GIVEN ENTRIES –
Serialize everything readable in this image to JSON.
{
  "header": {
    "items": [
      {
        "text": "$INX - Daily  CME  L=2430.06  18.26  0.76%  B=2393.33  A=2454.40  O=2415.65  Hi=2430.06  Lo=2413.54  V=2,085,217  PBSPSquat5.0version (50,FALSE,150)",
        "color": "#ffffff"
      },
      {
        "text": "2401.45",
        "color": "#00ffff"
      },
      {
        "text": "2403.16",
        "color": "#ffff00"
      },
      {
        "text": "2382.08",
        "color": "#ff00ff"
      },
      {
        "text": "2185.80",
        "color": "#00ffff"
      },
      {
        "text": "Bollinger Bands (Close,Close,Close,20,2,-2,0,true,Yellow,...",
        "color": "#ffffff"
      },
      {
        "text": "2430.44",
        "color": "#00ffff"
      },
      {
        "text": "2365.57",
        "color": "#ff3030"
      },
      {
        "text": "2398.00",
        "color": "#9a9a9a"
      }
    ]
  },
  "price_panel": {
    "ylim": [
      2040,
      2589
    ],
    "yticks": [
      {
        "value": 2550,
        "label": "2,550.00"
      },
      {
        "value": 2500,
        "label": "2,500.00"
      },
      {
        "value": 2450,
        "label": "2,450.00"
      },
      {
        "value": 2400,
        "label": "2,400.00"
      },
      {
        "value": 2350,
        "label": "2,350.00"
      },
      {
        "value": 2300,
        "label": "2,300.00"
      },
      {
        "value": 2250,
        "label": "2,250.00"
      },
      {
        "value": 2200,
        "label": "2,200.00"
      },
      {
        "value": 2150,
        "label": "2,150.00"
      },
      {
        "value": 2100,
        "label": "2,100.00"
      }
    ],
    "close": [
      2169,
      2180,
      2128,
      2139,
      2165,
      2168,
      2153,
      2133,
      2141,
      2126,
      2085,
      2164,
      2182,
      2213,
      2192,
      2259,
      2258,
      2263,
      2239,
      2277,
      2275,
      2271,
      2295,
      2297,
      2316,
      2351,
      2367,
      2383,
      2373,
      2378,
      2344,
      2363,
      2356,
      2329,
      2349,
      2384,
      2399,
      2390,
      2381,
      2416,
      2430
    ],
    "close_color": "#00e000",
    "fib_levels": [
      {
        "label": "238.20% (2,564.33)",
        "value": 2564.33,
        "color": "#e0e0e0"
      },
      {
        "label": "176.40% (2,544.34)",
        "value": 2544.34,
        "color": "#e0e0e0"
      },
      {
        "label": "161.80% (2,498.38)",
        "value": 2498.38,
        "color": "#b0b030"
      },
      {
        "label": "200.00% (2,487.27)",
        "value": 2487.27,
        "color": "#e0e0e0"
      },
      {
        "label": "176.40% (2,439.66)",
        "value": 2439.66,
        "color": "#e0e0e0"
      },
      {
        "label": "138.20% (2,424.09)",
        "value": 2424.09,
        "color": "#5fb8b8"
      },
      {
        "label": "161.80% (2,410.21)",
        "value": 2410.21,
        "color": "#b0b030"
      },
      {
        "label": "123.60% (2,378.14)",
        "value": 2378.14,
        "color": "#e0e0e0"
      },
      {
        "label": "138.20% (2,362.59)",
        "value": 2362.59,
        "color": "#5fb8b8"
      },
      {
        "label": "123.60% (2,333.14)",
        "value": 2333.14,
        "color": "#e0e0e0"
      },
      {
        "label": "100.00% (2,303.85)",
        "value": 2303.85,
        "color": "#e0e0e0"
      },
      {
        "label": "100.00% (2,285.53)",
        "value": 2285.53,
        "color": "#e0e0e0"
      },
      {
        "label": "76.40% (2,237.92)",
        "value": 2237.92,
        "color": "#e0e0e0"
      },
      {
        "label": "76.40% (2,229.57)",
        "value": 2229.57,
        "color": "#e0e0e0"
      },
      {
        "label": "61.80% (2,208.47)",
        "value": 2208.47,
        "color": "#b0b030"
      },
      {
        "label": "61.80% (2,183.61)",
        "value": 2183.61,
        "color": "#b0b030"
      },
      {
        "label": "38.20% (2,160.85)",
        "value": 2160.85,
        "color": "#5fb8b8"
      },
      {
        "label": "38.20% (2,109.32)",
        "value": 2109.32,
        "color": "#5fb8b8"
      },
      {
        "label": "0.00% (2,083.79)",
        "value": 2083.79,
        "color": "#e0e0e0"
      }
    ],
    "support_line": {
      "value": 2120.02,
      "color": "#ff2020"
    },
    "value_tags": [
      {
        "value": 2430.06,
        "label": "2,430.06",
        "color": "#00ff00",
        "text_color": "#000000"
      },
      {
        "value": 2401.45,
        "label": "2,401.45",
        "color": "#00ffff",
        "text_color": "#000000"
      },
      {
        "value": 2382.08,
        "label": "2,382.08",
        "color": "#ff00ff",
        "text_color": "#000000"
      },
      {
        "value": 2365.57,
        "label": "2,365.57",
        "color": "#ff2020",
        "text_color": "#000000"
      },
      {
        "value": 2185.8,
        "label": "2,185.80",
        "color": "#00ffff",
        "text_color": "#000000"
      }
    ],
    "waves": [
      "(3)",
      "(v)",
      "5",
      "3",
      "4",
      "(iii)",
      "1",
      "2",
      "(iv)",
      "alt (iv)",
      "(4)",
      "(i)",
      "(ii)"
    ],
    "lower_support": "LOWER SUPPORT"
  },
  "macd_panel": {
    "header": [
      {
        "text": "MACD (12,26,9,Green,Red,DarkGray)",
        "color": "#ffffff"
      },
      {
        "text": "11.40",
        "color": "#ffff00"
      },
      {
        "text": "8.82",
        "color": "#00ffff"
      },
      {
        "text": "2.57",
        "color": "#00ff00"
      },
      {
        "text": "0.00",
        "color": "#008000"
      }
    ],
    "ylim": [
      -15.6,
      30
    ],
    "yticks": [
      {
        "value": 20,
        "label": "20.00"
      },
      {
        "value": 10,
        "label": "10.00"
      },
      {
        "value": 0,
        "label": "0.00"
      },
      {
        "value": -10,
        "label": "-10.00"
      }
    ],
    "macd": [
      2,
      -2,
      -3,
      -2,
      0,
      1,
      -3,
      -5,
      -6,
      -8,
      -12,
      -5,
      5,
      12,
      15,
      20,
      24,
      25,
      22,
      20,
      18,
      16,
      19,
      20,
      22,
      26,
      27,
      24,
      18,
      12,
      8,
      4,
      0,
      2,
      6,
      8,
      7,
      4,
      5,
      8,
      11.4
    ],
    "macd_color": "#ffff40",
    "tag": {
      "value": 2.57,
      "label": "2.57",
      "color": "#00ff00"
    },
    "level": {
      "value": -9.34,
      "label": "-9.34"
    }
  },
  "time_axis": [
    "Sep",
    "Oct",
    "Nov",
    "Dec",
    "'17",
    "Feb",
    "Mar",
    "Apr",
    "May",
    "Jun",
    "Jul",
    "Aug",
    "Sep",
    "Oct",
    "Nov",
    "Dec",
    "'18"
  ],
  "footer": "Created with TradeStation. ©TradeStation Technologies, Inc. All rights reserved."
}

JOB – Copy out all of the data exactly, leaving nothing out.

ANSWER FOR THE TASK –
Serialize everything readable in this image to JSON.
{
  "header": {
    "items": [
      {
        "text": "$INX - Daily  CME  L=2430.06  18.26  0.76%  B=2393.33  A=2454.40  O=2415.65  Hi=2430.06  Lo=2413.54  V=2,085,217  PBSPSquat5.0version (50,FALSE,150)",
        "color": "#ffffff"
      },
      {
        "text": "2401.45",
        "color": "#00ffff"
      },
      {
        "text": "2403.16",
        "color": "#ffff00"
      },
      {
        "text": "2382.08",
        "color": "#ff00ff"
      },
      {
        "text": "2185.80",
        "color": "#00ffff"
      },
      {
        "text": "Bollinger Bands (Close,Close,Close,20,2,-2,0,true,Yellow,...",
        "color": "#ffffff"
      },
      {
        "text": "2430.44",
        "color": "#00ffff"
      },
      {
        "text": "2365.57",
        "color": "#ff3030"
      },
      {
        "text": "2398.00",
        "color": "#9a9a9a"
      }
    ]
  },
  "price_panel": {
    "ylim": [
      2040,
      2589
    ],
    "yticks": [
      {
        "value": 2550,
        "label": "2,550.00"
      },
      {
        "value": 2500,
        "label": "2,500.00"
      },
      {
        "value": 2450,
        "label": "2,450.00"
      },
      {
        "value": 2400,
        "label": "2,400.00"
      },
      {
        "value": 2350,
        "label": "2,350.00"
      },
      {
        "value": 2300,
        "label": "2,300.00"
      },
      {
        "value": 2250,
        "label": "2,250.00"
      },
      {
        "value": 2200,
        "label": "2,200.00"
      },
      {
        "value": 2150,
        "label": "2,150.00"
      },
      {
        "value": 2100,
        "label": "2,100.00"
      }
    ],
    "close": [
      2169,
      2180,
      2128,
      2139,
      2165,
      2168,
      2153,
      2133,
      2141,
      2126,
      2085,
      2164,
      2182,
      2213,
      2192,
      2259,
      2258,
      2263,
      2239,
      2277,
      2275,
      2271,
      2295,
      2297,
      2316,
      2351,
      2367,
      2383,
      2373,
      2378,
      2344,
      2363,
      2356,
      2329,
      2349,
      2384,
      2399,
      2390,
      2381,
      2416,
      2430
    ],
    "close_color": "#00e000",
    "fib_levels": [
      {
        "label": "238.20% (2,564.33)",
        "value": 2564.33,
        "color": "#e0e0e0"
      },
      {
        "label": "176.40% (2,544.34)",
        "value": 2544.34,
        "color": "#e0e0e0"
      },
      {
        "label": "161.80% (2,498.38)",
        "value": 2498.38,
        "color": "#b0b030"
      },
      {
        "label": "200.00% (2,487.27)",
        "value": 2487.27,
        "color": "#e0e0e0"
      },
      {
        "label": "176.40% (2,439.66)",
        "value": 2439.66,
        "color": "#e0e0e0"
      },
      {
        "label": "138.20% (2,424.09)",
        "value": 2424.09,
        "color": "#5fb8b8"
      },
      {
        "label": "161.80% (2,410.21)",
        "value": 2410.21,
        "color": "#b0b030"
      },
      {
        "label": "123.60% (2,378.14)",
        "value": 2378.14,
        "color": "#e0e0e0"
      },
      {
        "label": "138.20% (2,362.59)",
        "value": 2362.59,
        "color": "#5fb8b8"
      },
      {
        "label": "123.60% (2,333.14)",
        "value": 2333.14,
        "color": "#e0e0e0"
      },
      {
        "label": "100.00% (2,303.85)",
        "value": 2303.85,
        "color": "#e0e0e0"
      },
      {
        "label": "100.00% (2,285.53)",
        "value": 2285.53,
        "color": "#e0e0e0"
      },
      {
        "label": "76.40% (2,237.92)",
        "value": 2237.92,
        "color": "#e0e0e0"
      },
      {
        "label": "76.40% (2,229.57)",
        "value": 2229.57,
        "color": "#e0e0e0"
      },
      {
        "label": "61.80% (2,208.47)",
        "value": 2208.47,
        "color": "#b0b030"
      },
      {
        "label": "61.80% (2,183.61)",
        "value": 2183.61,
        "color": "#b0b030"
      },
      {
        "label": "38.20% (2,160.85)",
        "value": 2160.85,
        "color": "#5fb8b8"
      },
      {
        "label": "38.20% (2,109.32)",
        "value": 2109.32,
        "color": "#5fb8b8"
      },
      {
        "label": "0.00% (2,083.79)",
        "value": 2083.79,
        "color": "#e0e0e0"
      }
    ],
    "support_line": {
      "value": 2120.02,
      "color": "#ff2020"
    },
    "value_tags": [
      {
        "value": 2430.06,
        "label": "2,430.06",
        "color": "#00ff00",
        "text_color": "#000000"
      },
      {
        "value": 2401.45,
        "label": "2,401.45",
        "color": "#00ffff",
        "text_color": "#000000"
      },
      {
        "value": 2382.08,
        "label": "2,382.08",
        "color": "#ff00ff",
        "text_color": "#000000"
      },
      {
        "value": 2365.57,
        "label": "2,365.57",
        "color": "#ff2020",
        "text_color": "#000000"
      },
      {
        "value": 2185.8,
        "label": "2,185.80",
        "color": "#00ffff",
        "text_color": "#000000"
      }
    ],
    "waves": [
      "(3)",
      "(v)",
      "5",
      "3",
      "4",
      "(iii)",
      "1",
      "2",
      "(iv)",
      "alt (iv)",
      "(4)",
      "(i)",
      "(ii)"
    ],
    "lower_support": "LOWER SUPPORT"
  },
  "macd_panel": {
    "header": [
      {
        "text": "MACD (12,26,9,Green,Red,DarkGray)",
        "color": "#ffffff"
      },
      {
        "text": "11.40",
        "color": "#ffff00"
      },
      {
        "text": "8.82",
        "color": "#00ffff"
      },
      {
        "text": "2.57",
        "color": "#00ff00"
      },
      {
        "text": "0.00",
        "color": "#008000"
      }
    ],
    "ylim": [
      -15.6,
      30
    ],
    "yticks": [
      {
        "value": 20,
        "label": "20.00"
      },
      {
        "value": 10,
        "label": "10.00"
      },
      {
        "value": 0,
        "label": "0.00"
      },
      {
        "value": -10,
        "label": "-10.00"
      }
    ],
    "macd": [
      2,
      -2,
      -3,
      -2,
      0,
      1,
      -3,
      -5,
      -6,
      -8,
      -12,
      -5,
      5,
      12,
      15,
      20,
      24,
      25,
      22,
      20,
      18,
      16,
      19,
      20,
      22,
      26,
      27,
      24,
      18,
      12,
      8,
      4,
      0,
      2,
      6,
      8,
      7,
      4,
      5,
      8,
      11.4
    ],
    "macd_color": "#ffff40",
    "tag": {
      "value": 2.57,
      "label": "2.57",
      "color": "#00ff00"
    },
    "level": {
      "value": -9.34,
      "label": "-9.34"
    }
  },
  "time_axis": [
    "Sep",
    "Oct",
    "Nov",
    "Dec",
    "'17",
    "Feb",
    "Mar",
    "Apr",
    "May",
    "Jun",
    "Jul",
    "Aug",
    "Sep",
    "Oct",
    "Nov",
    "Dec",
    "'18"
  ],
  "footer": "Created with TradeStation. ©TradeStation Technologies, Inc. All rights reserved."
}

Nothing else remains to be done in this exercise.